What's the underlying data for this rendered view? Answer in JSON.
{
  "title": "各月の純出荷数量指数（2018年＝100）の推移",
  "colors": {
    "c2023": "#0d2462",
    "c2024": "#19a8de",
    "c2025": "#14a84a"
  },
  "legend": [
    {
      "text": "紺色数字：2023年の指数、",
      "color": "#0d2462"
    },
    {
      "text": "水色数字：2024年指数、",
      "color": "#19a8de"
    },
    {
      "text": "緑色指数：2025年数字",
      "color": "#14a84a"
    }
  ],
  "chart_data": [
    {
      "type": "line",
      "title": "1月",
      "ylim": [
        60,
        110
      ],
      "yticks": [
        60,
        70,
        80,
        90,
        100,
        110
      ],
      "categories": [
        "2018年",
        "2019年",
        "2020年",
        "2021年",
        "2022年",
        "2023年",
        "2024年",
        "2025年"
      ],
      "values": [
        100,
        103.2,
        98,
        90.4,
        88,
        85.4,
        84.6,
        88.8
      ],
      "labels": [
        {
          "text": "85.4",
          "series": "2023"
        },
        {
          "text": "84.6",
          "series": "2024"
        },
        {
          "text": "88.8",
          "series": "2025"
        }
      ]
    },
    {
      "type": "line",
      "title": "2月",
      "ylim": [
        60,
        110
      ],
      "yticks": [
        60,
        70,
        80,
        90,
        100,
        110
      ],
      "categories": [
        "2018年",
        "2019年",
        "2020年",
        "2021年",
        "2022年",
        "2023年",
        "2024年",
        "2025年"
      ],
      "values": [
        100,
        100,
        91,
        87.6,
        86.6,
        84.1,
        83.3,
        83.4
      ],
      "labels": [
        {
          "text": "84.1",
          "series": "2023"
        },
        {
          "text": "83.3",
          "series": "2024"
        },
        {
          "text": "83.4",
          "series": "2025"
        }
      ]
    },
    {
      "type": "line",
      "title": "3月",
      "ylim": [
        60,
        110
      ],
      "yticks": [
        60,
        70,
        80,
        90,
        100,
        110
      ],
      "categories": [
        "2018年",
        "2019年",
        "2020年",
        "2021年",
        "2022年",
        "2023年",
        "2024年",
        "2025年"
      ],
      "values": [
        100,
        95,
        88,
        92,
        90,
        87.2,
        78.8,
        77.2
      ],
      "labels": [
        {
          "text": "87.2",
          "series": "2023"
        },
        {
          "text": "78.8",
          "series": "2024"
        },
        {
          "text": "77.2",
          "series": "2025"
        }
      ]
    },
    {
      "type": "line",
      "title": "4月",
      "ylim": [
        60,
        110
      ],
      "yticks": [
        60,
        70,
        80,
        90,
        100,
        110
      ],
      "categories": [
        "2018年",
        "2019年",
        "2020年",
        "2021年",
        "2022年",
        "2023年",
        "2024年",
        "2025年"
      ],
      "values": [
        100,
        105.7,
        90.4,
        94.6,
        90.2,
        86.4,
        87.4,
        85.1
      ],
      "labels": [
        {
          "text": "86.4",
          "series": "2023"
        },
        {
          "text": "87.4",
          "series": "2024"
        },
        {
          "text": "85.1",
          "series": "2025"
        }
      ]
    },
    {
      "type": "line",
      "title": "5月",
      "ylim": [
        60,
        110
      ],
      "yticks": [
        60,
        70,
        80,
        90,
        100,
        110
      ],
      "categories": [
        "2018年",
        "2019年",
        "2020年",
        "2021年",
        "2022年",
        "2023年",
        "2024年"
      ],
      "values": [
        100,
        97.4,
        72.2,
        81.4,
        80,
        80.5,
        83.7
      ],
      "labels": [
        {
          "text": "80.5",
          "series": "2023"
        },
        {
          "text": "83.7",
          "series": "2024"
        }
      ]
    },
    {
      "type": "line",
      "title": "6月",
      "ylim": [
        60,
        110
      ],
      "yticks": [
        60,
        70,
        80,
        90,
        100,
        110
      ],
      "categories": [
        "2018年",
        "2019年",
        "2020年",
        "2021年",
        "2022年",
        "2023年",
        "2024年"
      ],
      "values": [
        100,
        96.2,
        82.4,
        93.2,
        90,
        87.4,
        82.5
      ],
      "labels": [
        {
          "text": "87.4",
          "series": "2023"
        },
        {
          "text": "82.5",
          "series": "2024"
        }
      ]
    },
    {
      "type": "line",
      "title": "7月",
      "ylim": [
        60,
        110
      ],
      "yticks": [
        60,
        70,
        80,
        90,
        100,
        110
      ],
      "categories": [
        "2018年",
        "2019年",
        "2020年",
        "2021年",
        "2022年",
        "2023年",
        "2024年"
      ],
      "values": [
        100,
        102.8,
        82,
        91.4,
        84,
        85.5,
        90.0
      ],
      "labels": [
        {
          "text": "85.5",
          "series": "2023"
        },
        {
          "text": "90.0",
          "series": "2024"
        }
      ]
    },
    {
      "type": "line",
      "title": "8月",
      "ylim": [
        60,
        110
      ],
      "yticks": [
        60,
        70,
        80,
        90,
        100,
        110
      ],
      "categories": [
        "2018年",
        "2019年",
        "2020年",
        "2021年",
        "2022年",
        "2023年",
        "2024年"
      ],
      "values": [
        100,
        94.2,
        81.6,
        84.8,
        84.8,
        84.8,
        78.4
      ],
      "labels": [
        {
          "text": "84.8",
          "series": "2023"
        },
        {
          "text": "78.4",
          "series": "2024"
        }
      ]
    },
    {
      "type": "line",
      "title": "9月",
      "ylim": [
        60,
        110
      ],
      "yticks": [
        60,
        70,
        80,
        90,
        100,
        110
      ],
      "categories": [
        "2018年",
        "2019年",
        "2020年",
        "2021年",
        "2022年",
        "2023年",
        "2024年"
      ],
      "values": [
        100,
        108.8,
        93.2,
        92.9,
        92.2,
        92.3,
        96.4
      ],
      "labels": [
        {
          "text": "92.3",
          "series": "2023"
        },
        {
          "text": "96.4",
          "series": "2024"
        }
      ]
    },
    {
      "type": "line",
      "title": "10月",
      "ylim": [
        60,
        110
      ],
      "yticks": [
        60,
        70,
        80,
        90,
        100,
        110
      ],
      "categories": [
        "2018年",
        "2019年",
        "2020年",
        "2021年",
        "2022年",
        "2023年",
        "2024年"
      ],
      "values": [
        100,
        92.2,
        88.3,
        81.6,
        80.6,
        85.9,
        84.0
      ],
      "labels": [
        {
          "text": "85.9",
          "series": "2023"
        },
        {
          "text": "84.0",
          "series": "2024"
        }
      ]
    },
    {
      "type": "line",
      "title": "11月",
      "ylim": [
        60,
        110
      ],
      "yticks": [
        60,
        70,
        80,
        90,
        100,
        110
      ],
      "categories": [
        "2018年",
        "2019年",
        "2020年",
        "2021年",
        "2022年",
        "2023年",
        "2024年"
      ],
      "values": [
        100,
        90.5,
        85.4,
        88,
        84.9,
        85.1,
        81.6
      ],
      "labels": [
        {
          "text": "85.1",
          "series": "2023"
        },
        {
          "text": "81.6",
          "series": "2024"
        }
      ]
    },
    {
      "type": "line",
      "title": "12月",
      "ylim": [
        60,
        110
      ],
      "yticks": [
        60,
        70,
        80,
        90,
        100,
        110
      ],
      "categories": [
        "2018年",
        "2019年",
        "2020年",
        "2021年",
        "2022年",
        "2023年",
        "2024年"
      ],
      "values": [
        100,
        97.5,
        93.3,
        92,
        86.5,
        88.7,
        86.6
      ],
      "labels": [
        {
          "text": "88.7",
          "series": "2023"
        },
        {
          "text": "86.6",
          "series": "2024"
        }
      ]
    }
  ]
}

#### Exercise goal
Copy out each record exactly as given, omitting none.

#### Solution to this exercise
What's the underlying data for this rendered view? Answer in JSON.
{
  "title": "各月の純出荷数量指数（2018年＝100）の推移",
  "colors": {
    "c2023": "#0d2462",
    "c2024": "#19a8de",
    "c2025": "#14a84a"
  },
  "legend": [
    {
      "text": "紺色数字：2023年の指数、",
      "color": "#0d2462"
    },
    {
      "text": "水色数字：2024年指数、",
      "color": "#19a8de"
    },
    {
      "text": "緑色指数：2025年数字",
      "color": "#14a84a"
    }
  ],
  "chart_data": [
    {
      "type": "line",
      "title": "1月",
      "ylim": [
        60,
        110
      ],
      "yticks": [
        60,
        70,
        80,
        90,
        100,
        110
      ],
      "categories": [
        "2018年",
        "2019年",
        "2020年",
        "2021年",
        "2022年",
        "2023年",
        "2024年",
        "2025年"
      ],
      "values": [
        100,
        103.2,
        98,
        90.4,
        88,
        85.4,
        84.6,
        88.8
      ],
      "labels": [
        {
          "text": "85.4",
          "series": "2023"
        },
        {
          "text": "84.6",
          "series": "2024"
        },
        {
          "text": "88.8",
          "series": "2025"
        }
      ]
    },
    {
      "type": "line",
      "title": "2月",
      "ylim": [
        60,
        110
      ],
      "yticks": [
        60,
        70,
        80,
        90,
        100,
        110
      ],
      "categories": [
        "2018年",
        "2019年",
        "2020年",
        "2021年",
        "2022年",
        "2023年",
        "2024年",
        "2025年"
      ],
      "values": [
        100,
        100,
        91,
        87.6,
        86.6,
        84.1,
        83.3,
        83.4
      ],
      "labels": [
        {
          "text": "84.1",
          "series": "2023"
        },
        {
          "text": "83.3",
          "series": "2024"
        },
        {
          "text": "83.4",
          "series": "2025"
        }
      ]
    },
    {
      "type": "line",
      "title": "3月",
      "ylim": [
        60,
        110
      ],
      "yticks": [
        60,
        70,
        80,
        90,
        100,
        110
      ],
      "categories": [
        "2018年",
        "2019年",
        "2020年",
        "2021年",
        "2022年",
        "2023年",
        "2024年",
        "2025年"
      ],
      "values": [
        100,
        95,
        88,
        92,
        90,
        87.2,
        78.8,
        77.2
      ],
      "labels": [
        {
          "text": "87.2",
          "series": "2023"
        },
        {
          "text": "78.8",
          "series": "2024"
        },
        {
          "text": "77.2",
          "series": "2025"
        }
      ]
    },
    {
      "type": "line",
      "title": "4月",
      "ylim": [
        60,
        110
      ],
      "yticks": [
        60,
        70,
        80,
        90,
        100,
        110
      ],
      "categories": [
        "2018年",
        "2019年",
        "2020年",
        "2021年",
        "2022年",
        "2023年",
        "2024年",
        "2025年"
      ],
      "values": [
        100,
        105.7,
        90.4,
        94.6,
        90.2,
        86.4,
        87.4,
        85.1
      ],
      "labels": [
        {
          "text": "86.4",
          "series": "2023"
        },
        {
          "text": "87.4",
          "series": "2024"
        },
        {
          "text": "85.1",
          "series": "2025"
        }
      ]
    },
    {
      "type": "line",
      "title": "5月",
      "ylim": [
        60,
        110
      ],
      "yticks": [
        60,
        70,
        80,
        90,
        100,
        110
      ],
      "categories": [
        "2018年",
        "2019年",
        "2020年",
        "2021年",
        "2022年",
        "2023年",
        "2024年"
      ],
      "values": [
        100,
        97.4,
        72.2,
        81.4,
        80,
        80.5,
        83.7
      ],
      "labels": [
        {
          "text": "80.5",
          "series": "2023"
        },
        {
          "text": "83.7",
          "series": "2024"
        }
      ]
    },
    {
      "type": "line",
      "title": "6月",
      "ylim": [
        60,
        110
      ],
      "yticks": [
        60,
        70,
        80,
        90,
        100,
        110
      ],
      "categories": [
        "2018年",
        "2019年",
        "2020年",
        "2021年",
        "2022年",
        "2023年",
        "2024年"
      ],
      "values": [
        100,
        96.2,
        82.4,
        93.2,
        90,
        87.4,
        82.5
      ],
      "labels": [
        {
          "text": "87.4",
          "series": "2023"
        },
        {
          "text": "82.5",
          "series": "2024"
        }
      ]
    },
    {
      "type": "line",
      "title": "7月",
      "ylim": [
        60,
        110
      ],
      "yticks": [
        60,
        70,
        80,
        90,
        100,
        110
      ],
      "categories": [
        "2018年",
        "2019年",
        "2020年",
        "2021年",
        "2022年",
        "2023年",
        "2024年"
      ],
      "values": [
        100,
        102.8,
        82,
        91.4,
        84,
        85.5,
        90.0
      ],
      "labels": [
        {
          "text": "85.5",
          "series": "2023"
        },
        {
          "text": "90.0",
          "series": "2024"
        }
      ]
    },
    {
      "type": "line",
      "title": "8月",
      "ylim": [
        60,
        110
      ],
      "yticks": [
        60,
        70,
        80,
        90,
        100,
        110
      ],
      "categories": [
        "2018年",
        "2019年",
        "2020年",
        "2021年",
        "2022年",
        "2023年",
        "2024年"
      ],
      "values": [
        100,
        94.2,
        81.6,
        84.8,
        84.8,
        84.8,
        78.4
      ],
      "labels": [
        {
          "text": "84.8",
          "series": "2023"
        },
        {
          "text": "78.4",
          "series": "2024"
        }
      ]
    },
    {
      "type": "line",
      "title": "9月",
      "ylim": [
        60,
        110
      ],
      "yticks": [
        60,
        70,
        80,
        90,
        100,
        110
      ],
      "categories": [
        "2018年",
        "2019年",
        "2020年",
        "2021年",
        "2022年",
        "2023年",
        "2024年"
      ],
      "values": [
        100,
        108.8,
        93.2,
        92.9,
        92.2,
        92.3,
        96.4
      ],
      "labels": [
        {
          "text": "92.3",
          "series": "2023"
        },
        {
          "text": "96.4",
          "series": "2024"
        }
      ]
    },
    {
      "type": "line",
      "title": "10月",
      "ylim": [
        60,
        110
      ],
      "yticks": [
        60,
        70,
        80,
        90,
        100,
        110
      ],
      "categories": [
        "2018年",
        "2019年",
        "2020年",
        "2021年",
        "2022年",
        "2023年",
        "2024年"
      ],
      "values": [
        100,
        92.2,
        88.3,
        81.6,
        80.6,
        85.9,
        84.0
      ],
      "labels": [
        {
          "text": "85.9",
          "series": "2023"
        },
        {
          "text": "84.0",
          "series": "2024"
        }
      ]
    },
    {
      "type": "line",
      "title": "11月",
      "ylim": [
        60,
        110
      ],
      "yticks": [
        60,
        70,
        80,
        90,
        100,
        110
      ],
      "categories": [
        "2018年",
        "2019年",
        "2020年",
        "2021年",
        "2022年",
        "2023年",
        "2024年"
      ],
      "values": [
        100,
        90.5,
        85.4,
        88,
        84.9,
        85.1,
        81.6
      ],
      "labels": [
        {
          "text": "85.1",
          "series": "2023"
        },
        {
          "text": "81.6",
          "series": "2024"
        }
      ]
    },
    {
      "type": "line",
      "title": "12月",
      "ylim": [
        60,
        110
      ],
      "yticks": [
        60,
        70,
        80,
        90,
        100,
        110
      ],
      "categories": [
        "2018年",
        "2019年",
        "2020年",
        "2021年",
        "2022年",
        "2023年",
        "2024年"
      ],
      "values": [
        100,
        97.5,
        93.3,
        92,
        86.5,
        88.7,
        86.6
      ],
      "labels": [
        {
          "text": "88.7",
          "series": "2023"
        },
        {
          "text": "86.6",
          "series": "2024"
        }
      ]
    }
  ]
}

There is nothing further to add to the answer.